▶ [WORKING DATA]:
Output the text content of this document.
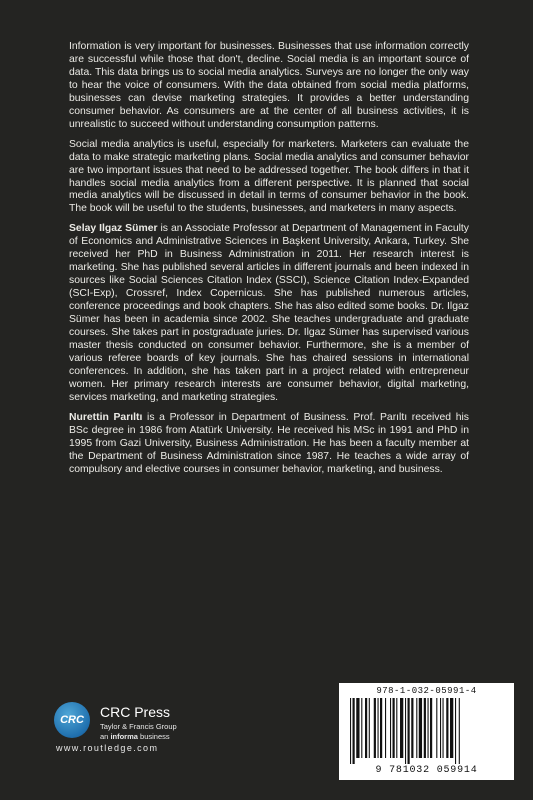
Information is very important for businesses. Businesses that use information correctly are successful while those that don't, decline. Social media is an important source of data. This data brings us to social media analytics. Surveys are no longer the only way to hear the voice of consumers. With the data obtained from social media platforms, businesses can devise marketing strategies. It provides a better understanding consumer behavior. As consumers are at the center of all business activities, it is unrealistic to succeed without understanding consumption patterns.

Social media analytics is useful, especially for marketers. Marketers can evaluate the data to make strategic marketing plans. Social media analytics and consumer behavior are two important issues that need to be addressed together. The book differs in that it handles social media analytics from a different perspective. It is planned that social media analytics will be discussed in detail in terms of consumer behavior in the book. The book will be useful to the students, businesses, and marketers in many aspects.

Selay Ilgaz Sümer is an Associate Professor at Department of Management in Faculty of Economics and Administrative Sciences in Başkent University, Ankara, Turkey. She received her PhD in Business Administration in 2011. Her research interest is marketing. She has published several articles in different journals and been indexed in sources like Social Sciences Citation Index (SSCI), Science Citation Index-Expanded (SCI-Exp), Crossref, Index Copernicus. She has published numerous articles, conference proceedings and book chapters. She has also edited some books. Dr. Ilgaz Sümer has been in academia since 2002. She teaches undergraduate and graduate courses. She takes part in postgraduate juries. Dr. Ilgaz Sümer has supervised various master thesis conducted on consumer behavior. Furthermore, she is a member of various referee boards of key journals. She has chaired sessions in international conferences. In addition, she has taken part in a project related with entrepreneur women. Her primary research interests are consumer behavior, digital marketing, services marketing, and marketing strategies.

Nurettin Parıltı is a Professor in Department of Business. Prof. Parıltı received his BSc degree in 1986 from Atatürk University. He received his MSc in 1991 and PhD in 1995 from Gazi University, Business Administration. He has been a faculty member at the Department of Business Administration since 1987. He teaches a wide array of compulsory and elective courses in consumer behavior, marketing, and business.

CRC CRC Press
Taylor & Francis Group
an informa business
www.routledge.com
978-1-032-05991-4
9 781032 059914
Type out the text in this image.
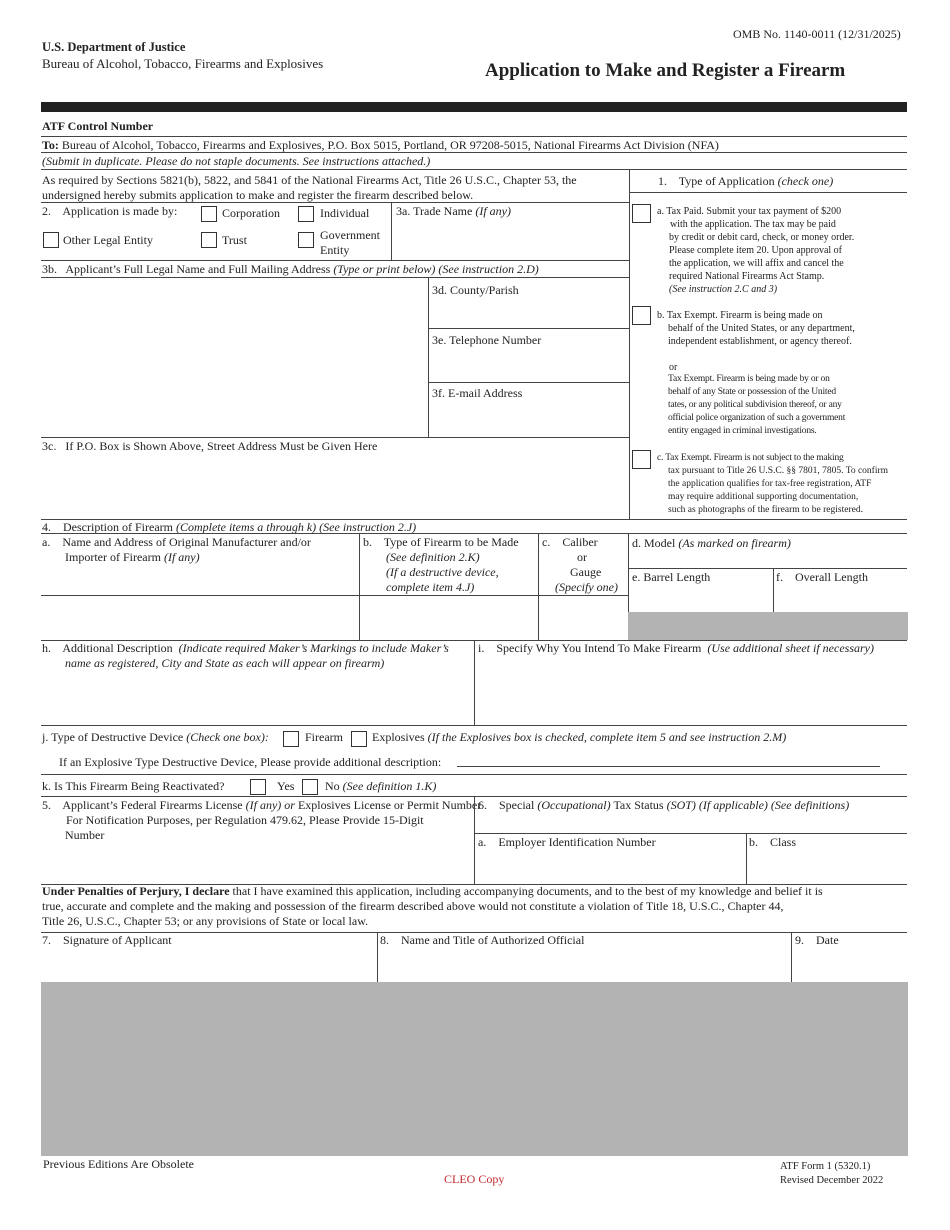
OMB No. 1140-0011 (12/31/2025)
U.S. Department of Justice
Bureau of Alcohol, Tobacco, Firearms and Explosives	Application to Make and Register a Firearm
ATF Control Number
To: Bureau of Alcohol, Tobacco, Firearms and Explosives, P.O. Box 5015, Portland, OR 97208-5015, National Firearms Act Division (NFA)
(Submit in duplicate. Please do not staple documents. See instructions attached.)
As required by Sections 5821(b), 5822, and 5841 of the National Firearms Act, Title 26 U.S.C., Chapter 53, the
undersigned hereby submits application to make and register the firearm described below.
2.    Application is made by:	Corporation	Individual
Other Legal Entity	Trust	Government
Entity
3a. Trade Name (If any)
3b.   Applicant’s Full Legal Name and Full Mailing Address (Type or print below) (See instruction 2.D)
3d. County/Parish
3e. Telephone Number
3f. E-mail Address
3c.   If P.O. Box is Shown Above, Street Address Must be Given Here
1.    Type of Application (check one)
a. Tax Paid. Submit your tax payment of $200
with the application. The tax may be paid
by credit or debit card, check, or money order.
Please complete item 20. Upon approval of
the application, we will affix and cancel the
required National Firearms Act Stamp.
(See instruction 2.C and 3)
b. Tax Exempt. Firearm is being made on
behalf of the United States, or any department,
independent establishment, or agency thereof.
or
Tax Exempt. Firearm is being made by or on
behalf of any State or possession of the United
tates, or any political subdivision thereof, or any
official police organization of such a government
entity engaged in criminal investigations.
c. Tax Exempt. Firearm is not subject to the making
tax pursuant to Title 26 U.S.C. §§ 7801, 7805. To confirm
the application qualifies for tax-free registration, ATF
may require additional supporting documentation,
such as photographs of the firearm to be registered.
4.    Description of Firearm (Complete items a through k) (See instruction 2.J)
a.    Name and Address of Original Manufacturer and/or
Importer of Firearm (If any)
b.    Type of Firearm to be Made
(See definition 2.K)
(If a destructive device,
complete item 4.J)
c.    Caliber
or
Gauge
(Specify one)
d. Model (As marked on firearm)
e. Barrel Length	f.    Overall Length
h.    Additional Description (Indicate required Maker’s Markings to include Maker’s
name as registered, City and State as each will appear on firearm)
i.    Specify Why You Intend To Make Firearm (Use additional sheet if necessary)
j. Type of Destructive Device (Check one box):	Firearm Explosives (If the Explosives box is checked, complete item 5 and see instruction 2.M)
If an Explosive Type Destructive Device, Please provide additional description:
k. Is This Firearm Being Reactivated?	Yes	No (See definition 1.K)
5.    Applicant’s Federal Firearms License (If any) or Explosives License or Permit Number
For Notification Purposes, per Regulation 479.62, Please Provide 15-Digit
Number
6.    Special (Occupational) Tax Status (SOT) (If applicable) (See definitions)
a.    Employer Identification Number	b.    Class
Under Penalties of Perjury, I declare that I have examined this application, including accompanying documents, and to the best of my knowledge and belief it is
true, accurate and complete and the making and possession of the firearm described above would not constitute a violation of Title 18, U.S.C., Chapter 44,
Title 26, U.S.C., Chapter 53; or any provisions of State or local law.
7.    Signature of Applicant	8.    Name and Title of Authorized Official	9.    Date
Previous Editions Are Obsolete
CLEO Copy
ATF Form 1 (5320.1)
Revised December 2022
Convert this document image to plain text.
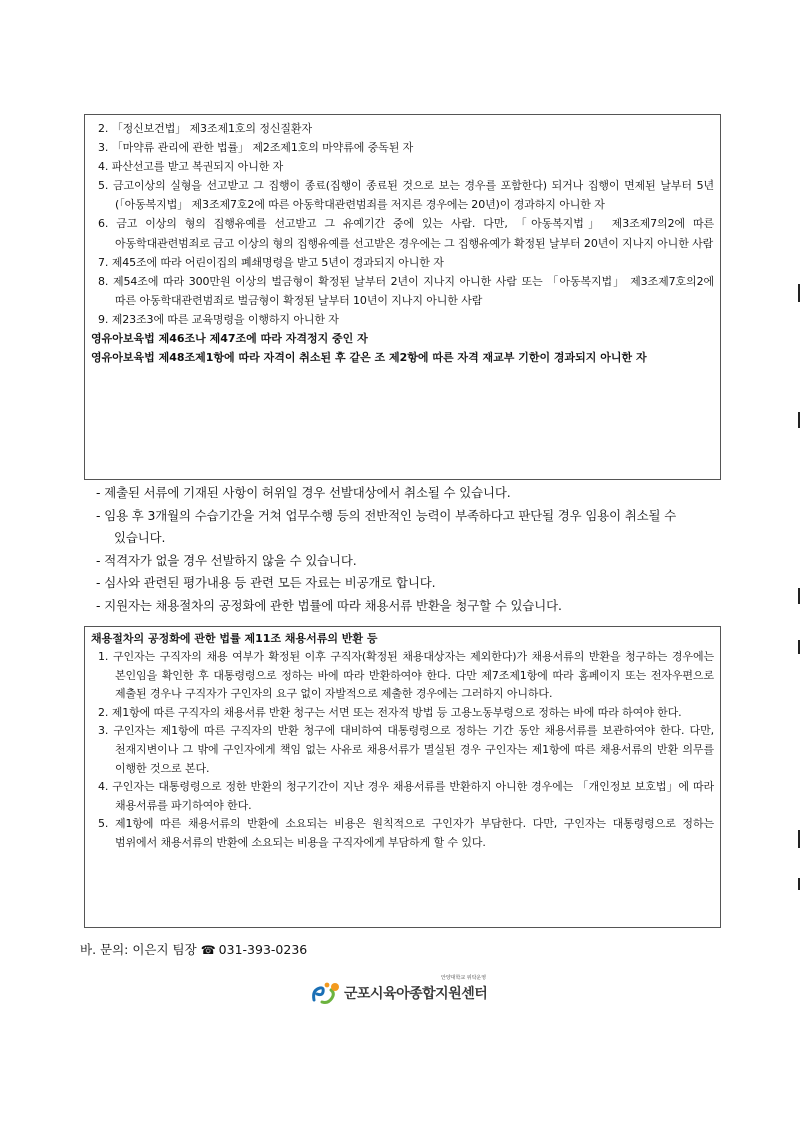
2. 「정신보건법」 제3조제1호의 정신질환자
3. 「마약류 관리에 관한 법률」 제2조제1호의 마약류에 중독된 자
4. 파산선고를 받고 복권되지 아니한 자
5. 금고이상의 실형을 선고받고 그 집행이 종료(집행이 종료된 것으로 보는 경우를 포함한다) 되거나 집행이 면제된 날부터 5년(「아동복지법」 제3조제7호2에 따른 아동학대관련범죄를 저지른 경우에는 20년)이 경과하지 아니한 자
6. 금고 이상의 형의 집행유예를 선고받고 그 유예기간 중에 있는 사람. 다만, 「아동복지법」 제3조제7의2에 따른 아동학대관련범죄로 금고 이상의 형의 집행유예를 선고받은 경우에는 그 집행유예가 확정된 날부터 20년이 지나지 아니한 사람
7. 제45조에 따라 어린이집의 폐쇄명령을 받고 5년이 경과되지 아니한 자
8. 제54조에 따라 300만원 이상의 벌금형이 확정된 날부터 2년이 지나지 아니한 사람 또는 「아동복지법」 제3조제7호의2에 따른 아동학대관련범죄로 벌금형이 확정된 날부터 10년이 지나지 아니한 사람
9. 제23조3에 따른 교육명령을 이행하지 아니한 자
영유아보육법 제46조나 제47조에 따라 자격정지 중인 자
영유아보육법 제48조제1항에 따라 자격이 취소된 후 같은 조 제2항에 따른 자격 재교부 기한이 경과되지 아니한 자
- 제출된 서류에 기재된 사항이 허위일 경우 선발대상에서 취소될 수 있습니다.
- 임용 후 3개월의 수습기간을 거쳐 업무수행 등의 전반적인 능력이 부족하다고 판단될 경우 임용이 취소될 수 있습니다.
- 적격자가 없을 경우 선발하지 않을 수 있습니다.
- 심사와 관련된 평가내용 등 관련 모든 자료는 비공개로 합니다.
- 지원자는 채용절차의 공정화에 관한 법률에 따라 채용서류 반환을 청구할 수 있습니다.
채용절차의 공정화에 관한 법률 제11조 채용서류의 반환 등
1. 구인자는 구직자의 채용 여부가 확정된 이후 구직자(확정된 채용대상자는 제외한다)가 채용서류의 반환을 청구하는 경우에는 본인임을 확인한 후 대통령령으로 정하는 바에 따라 반환하여야 한다. 다만 제7조제1항에 따라 홈페이지 또는 전자우편으로 제출된 경우나 구직자가 구인자의 요구 없이 자발적으로 제출한 경우에는 그러하지 아니하다.
2. 제1항에 따른 구직자의 채용서류 반환 청구는 서면 또는 전자적 방법 등 고용노동부령으로 정하는 바에 따라 하여야 한다.
3. 구인자는 제1항에 따른 구직자의 반환 청구에 대비하여 대통령령으로 정하는 기간 동안 채용서류를 보관하여야 한다. 다만, 천재지변이나 그 밖에 구인자에게 책임 없는 사유로 채용서류가 멸실된 경우 구인자는 제1항에 따른 채용서류의 반환 의무를 이행한 것으로 본다.
4. 구인자는 대통령령으로 정한 반환의 청구기간이 지난 경우 채용서류를 반환하지 아니한 경우에는 「개인정보 보호법」에 따라 채용서류를 파기하여야 한다.
5. 제1항에 따른 채용서류의 반환에 소요되는 비용은 원칙적으로 구인자가 부담한다. 다만, 구인자는 대통령령으로 정하는 범위에서 채용서류의 반환에 소요되는 비용을 구직자에게 부담하게 할 수 있다.
바. 문의: 이은지 팀장 ☎ 031-393-0236
안양대학교 위탁운영
군포시육아종합지원센터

▶ [EXERCISE PROMPT]:
Look over the listing. Pull out every line with the string "businesses" in it.

▶ [EXPECTED OUTPUT]:
Information is very important for businesses. Businesses that use information correctly are successful while those that don't, decline. Social media is an important source of data. This data brings us to social media analytics. Surveys are no longer the only way to hear the voice of consumers. With the data obtained from social media platforms, businesses can devise marketing strategies. It provides a better understanding consumer behavior. As consumers are at the center of all business activities, it is unrealistic to succeed without understanding consumption patterns.
Social media analytics is useful, especially for marketers. Marketers can evaluate the data to make strategic marketing plans. Social media analytics and consumer behavior are two important issues that need to be addressed together. The book differs in that it handles social media analytics from a different perspective. It is planned that social media analytics will be discussed in detail in terms of consumer behavior in the book. The book will be useful to the students, businesses, and marketers in many aspects.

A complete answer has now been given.